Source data
▽
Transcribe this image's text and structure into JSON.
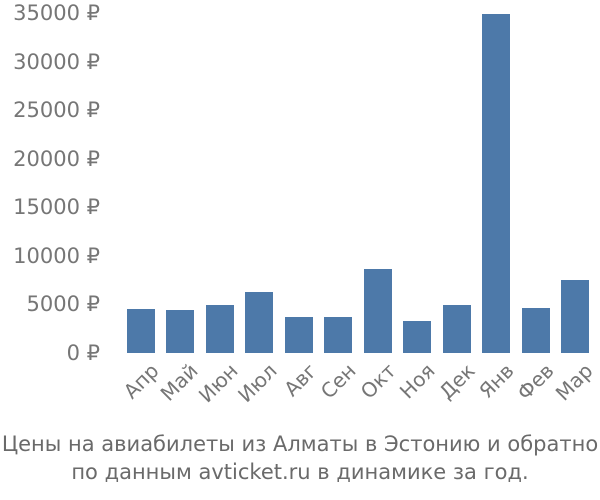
{
  "chart_data": {
    "type": "bar",
    "title": "",
    "xlabel": "",
    "ylabel": "",
    "categories": [
      "Апр",
      "Май",
      "Июн",
      "Июл",
      "Авг",
      "Сен",
      "Окт",
      "Ноя",
      "Дек",
      "Янв",
      "Фев",
      "Мар"
    ],
    "values": [
      4500,
      4400,
      5000,
      6300,
      3700,
      3700,
      8700,
      3300,
      5000,
      35000,
      4600,
      7500
    ],
    "ylim": [
      0,
      35000
    ],
    "ytick_step": 5000,
    "yticks": [
      "0 ₽",
      "5000 ₽",
      "10000 ₽",
      "15000 ₽",
      "20000 ₽",
      "25000 ₽",
      "30000 ₽",
      "35000 ₽"
    ],
    "grid": false,
    "legend": "none",
    "bar_color": "#4d79a9",
    "tick_label_color": "#767676",
    "x_tick_rotation_deg": 45
  },
  "caption": {
    "line1": "Цены на авиабилеты из Алматы в Эстонию и обратно",
    "line2": "по данным avticket.ru в динамике за год."
  },
  "colors": {
    "bar": "#4d79a9",
    "axis_label": "#767676",
    "caption": "#6a6a6a",
    "background": "#ffffff"
  }
}
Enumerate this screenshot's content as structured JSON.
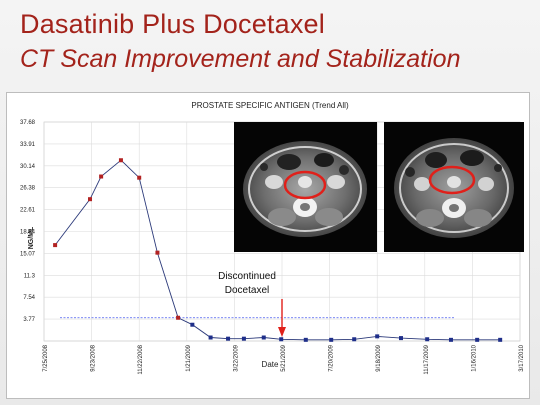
{
  "slide": {
    "title": "Dasatinib Plus Docetaxel",
    "subtitle": "CT Scan Improvement and Stabilization"
  },
  "annotation": {
    "line1": "Discontinued",
    "line2": "Docetaxel",
    "arrow_color": "#e0201a"
  },
  "images": [
    {
      "name": "ct-scan-before"
    },
    {
      "name": "ct-scan-after"
    }
  ],
  "chart_data": {
    "type": "line",
    "title": "PROSTATE SPECIFIC ANTIGEN (Trend All)",
    "xlabel": "Date",
    "ylabel": "NG/ML",
    "yticks": [
      "37.68",
      "33.91",
      "30.14",
      "26.38",
      "22.61",
      "18.84",
      "15.07",
      "11.3",
      "7.54",
      "3.77"
    ],
    "yrange": [
      0,
      37.68
    ],
    "xticks": [
      "7/25/2008",
      "9/23/2008",
      "11/22/2008",
      "1/21/2009",
      "3/22/2009",
      "5/21/2009",
      "7/20/2009",
      "9/18/2009",
      "11/17/2009",
      "1/16/2010",
      "3/17/2010"
    ],
    "xrange": [
      "2008-07-25",
      "2010-03-17"
    ],
    "grid": true,
    "series": [
      {
        "color": "#2c3a7a",
        "points": [
          {
            "date": "2008-08-08",
            "value": 16.5,
            "color": "#b22222"
          },
          {
            "date": "2008-09-21",
            "value": 24.4,
            "color": "#b22222"
          },
          {
            "date": "2008-10-05",
            "value": 28.3,
            "color": "#b22222"
          },
          {
            "date": "2008-10-30",
            "value": 31.1,
            "color": "#b22222"
          },
          {
            "date": "2008-11-22",
            "value": 28.1,
            "color": "#b22222"
          },
          {
            "date": "2008-12-15",
            "value": 15.2,
            "color": "#b22222"
          },
          {
            "date": "2009-01-10",
            "value": 4.0,
            "color": "#b22222"
          },
          {
            "date": "2009-01-28",
            "value": 2.8,
            "color": "#1f2f8a"
          },
          {
            "date": "2009-02-20",
            "value": 0.6,
            "color": "#1f2f8a"
          },
          {
            "date": "2009-03-14",
            "value": 0.4,
            "color": "#1f2f8a"
          },
          {
            "date": "2009-04-03",
            "value": 0.4,
            "color": "#1f2f8a"
          },
          {
            "date": "2009-04-28",
            "value": 0.6,
            "color": "#1f2f8a"
          },
          {
            "date": "2009-05-20",
            "value": 0.3,
            "color": "#1f2f8a"
          },
          {
            "date": "2009-06-20",
            "value": 0.2,
            "color": "#1f2f8a"
          },
          {
            "date": "2009-07-22",
            "value": 0.2,
            "color": "#1f2f8a"
          },
          {
            "date": "2009-08-20",
            "value": 0.3,
            "color": "#1f2f8a"
          },
          {
            "date": "2009-09-18",
            "value": 0.8,
            "color": "#1f2f8a"
          },
          {
            "date": "2009-10-18",
            "value": 0.5,
            "color": "#1f2f8a"
          },
          {
            "date": "2009-11-20",
            "value": 0.3,
            "color": "#1f2f8a"
          },
          {
            "date": "2009-12-20",
            "value": 0.2,
            "color": "#1f2f8a"
          },
          {
            "date": "2010-01-22",
            "value": 0.2,
            "color": "#1f2f8a"
          },
          {
            "date": "2010-02-20",
            "value": 0.2,
            "color": "#1f2f8a"
          }
        ]
      }
    ],
    "reference_line": {
      "value": 4.0,
      "color": "#4a5cf0",
      "style": "dashed"
    },
    "annotation_date": "2009-05-21"
  }
}
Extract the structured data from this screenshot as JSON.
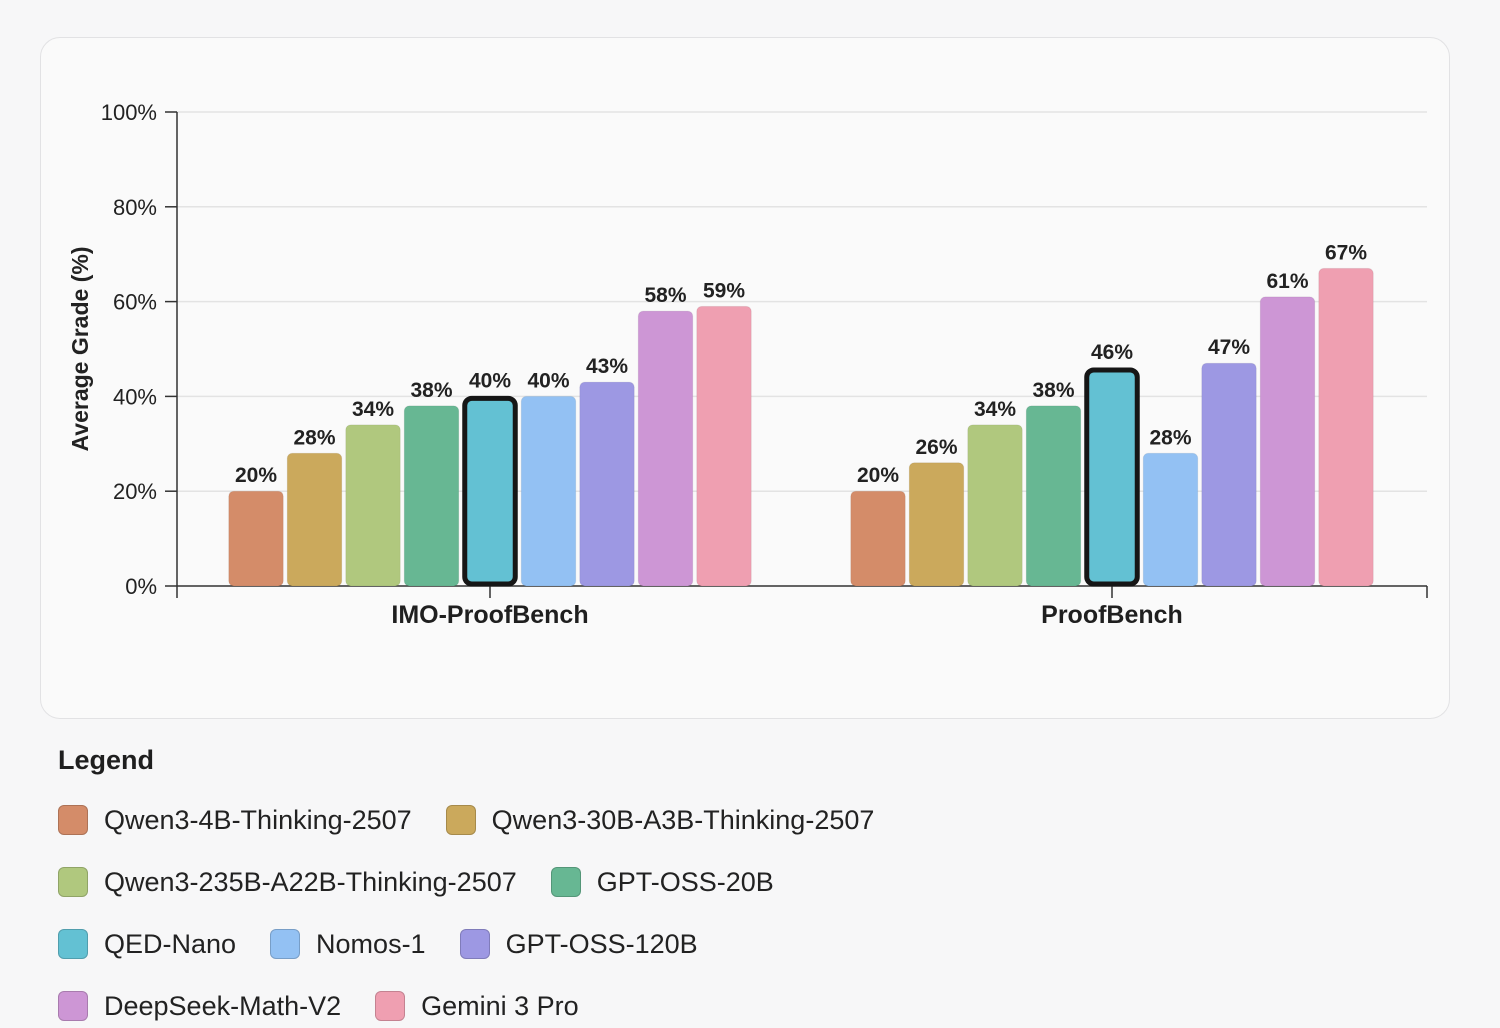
△
Given instruction:
Identify and copy lines that hold the string "Docetaxel".

Worked answer:
    "title": "Dasatinib Plus Docetaxel",
    "line2": "Docetaxel",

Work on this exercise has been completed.